[Exercise aim]
Transcribe each line of the records below exactly, excluding any embedded images.

* start *

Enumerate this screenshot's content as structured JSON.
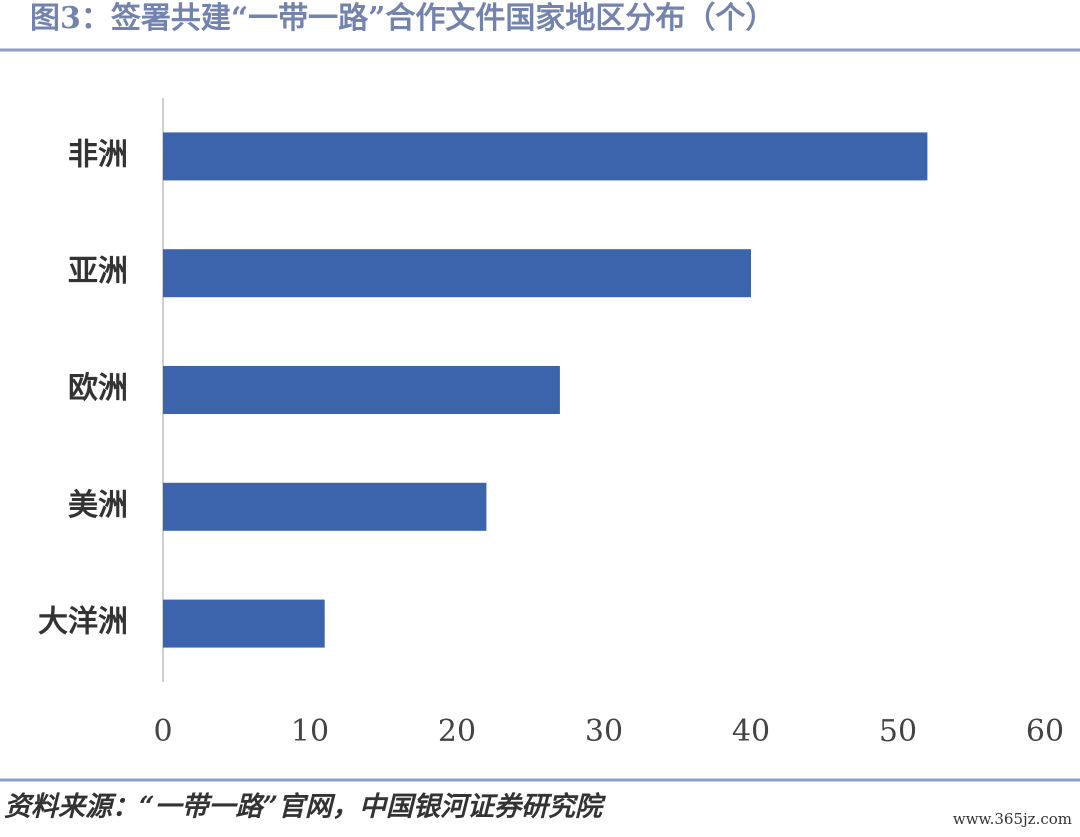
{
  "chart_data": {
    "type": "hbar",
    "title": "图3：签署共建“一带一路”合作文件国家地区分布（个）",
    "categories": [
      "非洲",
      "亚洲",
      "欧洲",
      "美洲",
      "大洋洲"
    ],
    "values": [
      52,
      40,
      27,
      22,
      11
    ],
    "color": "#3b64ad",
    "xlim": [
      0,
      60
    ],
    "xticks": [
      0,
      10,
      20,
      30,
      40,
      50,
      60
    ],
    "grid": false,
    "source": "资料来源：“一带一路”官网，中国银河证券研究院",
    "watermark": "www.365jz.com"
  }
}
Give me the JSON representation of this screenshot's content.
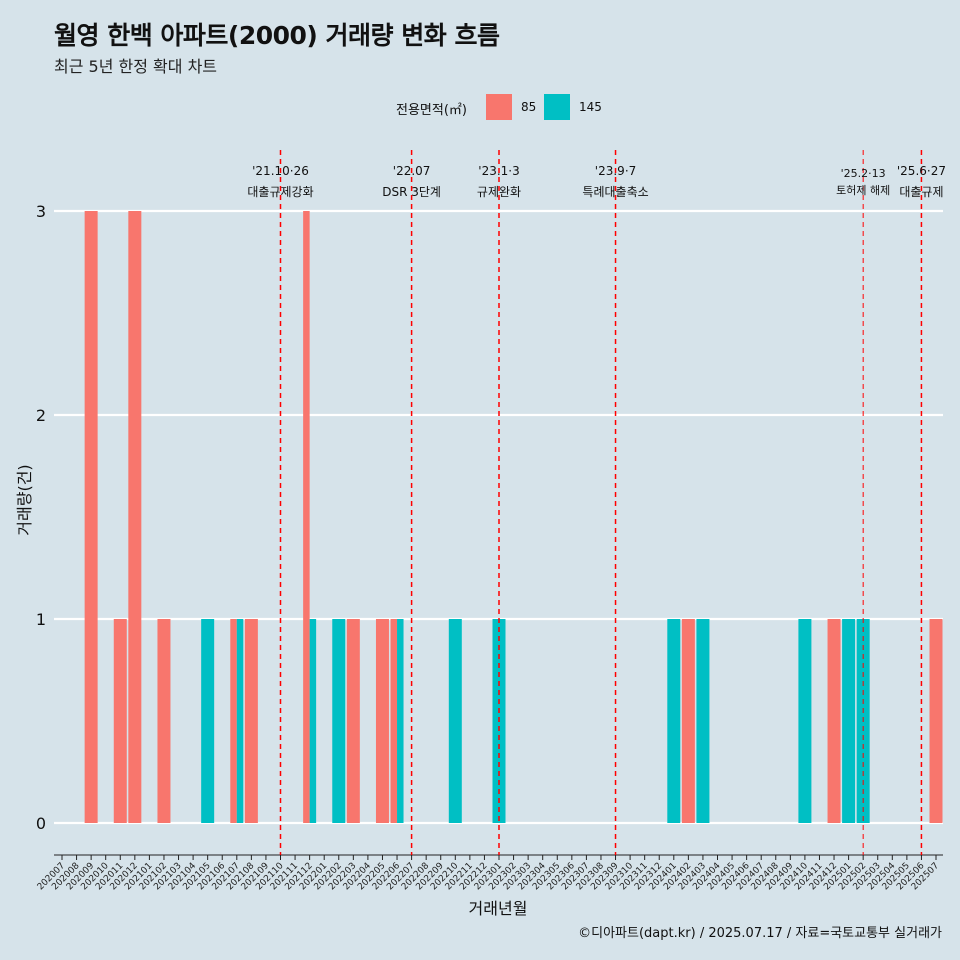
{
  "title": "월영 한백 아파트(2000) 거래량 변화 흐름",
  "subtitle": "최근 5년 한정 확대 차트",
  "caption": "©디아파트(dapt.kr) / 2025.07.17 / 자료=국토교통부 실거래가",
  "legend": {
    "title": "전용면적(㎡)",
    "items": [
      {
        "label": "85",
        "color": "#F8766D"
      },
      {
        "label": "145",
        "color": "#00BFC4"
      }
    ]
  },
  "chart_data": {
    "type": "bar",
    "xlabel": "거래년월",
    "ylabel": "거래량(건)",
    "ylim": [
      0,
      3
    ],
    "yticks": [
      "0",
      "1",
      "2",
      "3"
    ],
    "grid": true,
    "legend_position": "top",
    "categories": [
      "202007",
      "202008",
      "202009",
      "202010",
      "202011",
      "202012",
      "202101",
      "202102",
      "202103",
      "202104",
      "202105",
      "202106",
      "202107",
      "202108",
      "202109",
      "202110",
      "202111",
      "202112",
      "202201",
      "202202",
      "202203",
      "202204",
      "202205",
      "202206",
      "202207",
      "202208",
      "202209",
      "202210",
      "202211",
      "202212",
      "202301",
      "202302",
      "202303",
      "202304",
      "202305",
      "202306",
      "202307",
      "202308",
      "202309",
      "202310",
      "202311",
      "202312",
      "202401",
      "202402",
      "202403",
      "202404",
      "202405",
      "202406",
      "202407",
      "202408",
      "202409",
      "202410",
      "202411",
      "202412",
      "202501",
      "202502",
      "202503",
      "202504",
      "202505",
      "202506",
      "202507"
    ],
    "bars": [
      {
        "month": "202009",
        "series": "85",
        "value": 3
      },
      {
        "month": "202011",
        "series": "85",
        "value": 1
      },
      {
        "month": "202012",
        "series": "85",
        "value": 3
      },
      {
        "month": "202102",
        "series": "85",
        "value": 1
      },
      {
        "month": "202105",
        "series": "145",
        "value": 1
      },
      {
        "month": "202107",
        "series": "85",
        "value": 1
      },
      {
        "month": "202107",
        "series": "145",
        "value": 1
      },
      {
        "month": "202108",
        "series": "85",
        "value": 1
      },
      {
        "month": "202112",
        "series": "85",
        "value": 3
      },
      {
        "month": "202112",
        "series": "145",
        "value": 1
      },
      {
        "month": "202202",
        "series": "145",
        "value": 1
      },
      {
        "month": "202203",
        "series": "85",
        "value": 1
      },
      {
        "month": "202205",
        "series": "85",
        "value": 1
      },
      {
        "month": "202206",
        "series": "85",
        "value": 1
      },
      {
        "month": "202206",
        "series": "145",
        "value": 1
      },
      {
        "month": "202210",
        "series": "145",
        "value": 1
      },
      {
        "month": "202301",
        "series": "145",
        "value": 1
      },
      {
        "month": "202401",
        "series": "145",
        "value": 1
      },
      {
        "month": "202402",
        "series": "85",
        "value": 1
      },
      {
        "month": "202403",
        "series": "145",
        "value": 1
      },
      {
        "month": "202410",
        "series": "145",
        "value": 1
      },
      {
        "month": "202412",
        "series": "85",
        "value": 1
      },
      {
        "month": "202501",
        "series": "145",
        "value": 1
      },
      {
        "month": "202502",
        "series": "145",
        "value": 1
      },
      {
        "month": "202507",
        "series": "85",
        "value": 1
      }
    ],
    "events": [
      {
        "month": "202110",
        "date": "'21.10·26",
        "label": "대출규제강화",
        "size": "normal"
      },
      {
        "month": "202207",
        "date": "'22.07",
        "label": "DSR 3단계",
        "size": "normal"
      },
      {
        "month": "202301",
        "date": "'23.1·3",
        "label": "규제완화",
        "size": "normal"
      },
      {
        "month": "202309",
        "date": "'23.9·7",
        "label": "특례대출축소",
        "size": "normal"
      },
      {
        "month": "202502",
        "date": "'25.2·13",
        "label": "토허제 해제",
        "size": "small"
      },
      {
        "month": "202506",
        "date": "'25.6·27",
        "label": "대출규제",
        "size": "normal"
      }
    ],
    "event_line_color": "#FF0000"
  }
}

* end *

[Solved problem]
Enumerate this screenshot's content as structured JSON.
{
  "chart_data": {
    "type": "hbar",
    "title": "图3：签署共建“一带一路”合作文件国家地区分布（个）",
    "categories": [
      "非洲",
      "亚洲",
      "欧洲",
      "美洲",
      "大洋洲"
    ],
    "values": [
      52,
      40,
      27,
      22,
      11
    ],
    "color": "#3b64ad",
    "xlim": [
      0,
      60
    ],
    "xticks": [
      0,
      10,
      20,
      30,
      40,
      50,
      60
    ],
    "grid": false,
    "source": "资料来源：“一带一路”官网，中国银河证券研究院",
    "watermark": "www.365jz.com"
  }
}
Give me the JSON representation of this screenshot's content.
{
  "title": "월영 한백 아파트(2000) 거래량 변화 흐름",
  "subtitle": "최근 5년 한정 확대 차트",
  "caption": "©디아파트(dapt.kr) / 2025.07.17 / 자료=국토교통부 실거래가",
  "legend": {
    "title": "전용면적(㎡)",
    "items": [
      {
        "label": "85",
        "color": "#F8766D"
      },
      {
        "label": "145",
        "color": "#00BFC4"
      }
    ]
  },
  "chart_data": {
    "type": "bar",
    "xlabel": "거래년월",
    "ylabel": "거래량(건)",
    "ylim": [
      0,
      3
    ],
    "yticks": [
      "0",
      "1",
      "2",
      "3"
    ],
    "grid": true,
    "legend_position": "top",
    "categories": [
      "202007",
      "202008",
      "202009",
      "202010",
      "202011",
      "202012",
      "202101",
      "202102",
      "202103",
      "202104",
      "202105",
      "202106",
      "202107",
      "202108",
      "202109",
      "202110",
      "202111",
      "202112",
      "202201",
      "202202",
      "202203",
      "202204",
      "202205",
      "202206",
      "202207",
      "202208",
      "202209",
      "202210",
      "202211",
      "202212",
      "202301",
      "202302",
      "202303",
      "202304",
      "202305",
      "202306",
      "202307",
      "202308",
      "202309",
      "202310",
      "202311",
      "202312",
      "202401",
      "202402",
      "202403",
      "202404",
      "202405",
      "202406",
      "202407",
      "202408",
      "202409",
      "202410",
      "202411",
      "202412",
      "202501",
      "202502",
      "202503",
      "202504",
      "202505",
      "202506",
      "202507"
    ],
    "bars": [
      {
        "month": "202009",
        "series": "85",
        "value": 3
      },
      {
        "month": "202011",
        "series": "85",
        "value": 1
      },
      {
        "month": "202012",
        "series": "85",
        "value": 3
      },
      {
        "month": "202102",
        "series": "85",
        "value": 1
      },
      {
        "month": "202105",
        "series": "145",
        "value": 1
      },
      {
        "month": "202107",
        "series": "85",
        "value": 1
      },
      {
        "month": "202107",
        "series": "145",
        "value": 1
      },
      {
        "month": "202108",
        "series": "85",
        "value": 1
      },
      {
        "month": "202112",
        "series": "85",
        "value": 3
      },
      {
        "month": "202112",
        "series": "145",
        "value": 1
      },
      {
        "month": "202202",
        "series": "145",
        "value": 1
      },
      {
        "month": "202203",
        "series": "85",
        "value": 1
      },
      {
        "month": "202205",
        "series": "85",
        "value": 1
      },
      {
        "month": "202206",
        "series": "85",
        "value": 1
      },
      {
        "month": "202206",
        "series": "145",
        "value": 1
      },
      {
        "month": "202210",
        "series": "145",
        "value": 1
      },
      {
        "month": "202301",
        "series": "145",
        "value": 1
      },
      {
        "month": "202401",
        "series": "145",
        "value": 1
      },
      {
        "month": "202402",
        "series": "85",
        "value": 1
      },
      {
        "month": "202403",
        "series": "145",
        "value": 1
      },
      {
        "month": "202410",
        "series": "145",
        "value": 1
      },
      {
        "month": "202412",
        "series": "85",
        "value": 1
      },
      {
        "month": "202501",
        "series": "145",
        "value": 1
      },
      {
        "month": "202502",
        "series": "145",
        "value": 1
      },
      {
        "month": "202507",
        "series": "85",
        "value": 1
      }
    ],
    "events": [
      {
        "month": "202110",
        "date": "'21.10·26",
        "label": "대출규제강화",
        "size": "normal"
      },
      {
        "month": "202207",
        "date": "'22.07",
        "label": "DSR 3단계",
        "size": "normal"
      },
      {
        "month": "202301",
        "date": "'23.1·3",
        "label": "규제완화",
        "size": "normal"
      },
      {
        "month": "202309",
        "date": "'23.9·7",
        "label": "특례대출축소",
        "size": "normal"
      },
      {
        "month": "202502",
        "date": "'25.2·13",
        "label": "토허제 해제",
        "size": "small"
      },
      {
        "month": "202506",
        "date": "'25.6·27",
        "label": "대출규제",
        "size": "normal"
      }
    ],
    "event_line_color": "#FF0000"
  }
}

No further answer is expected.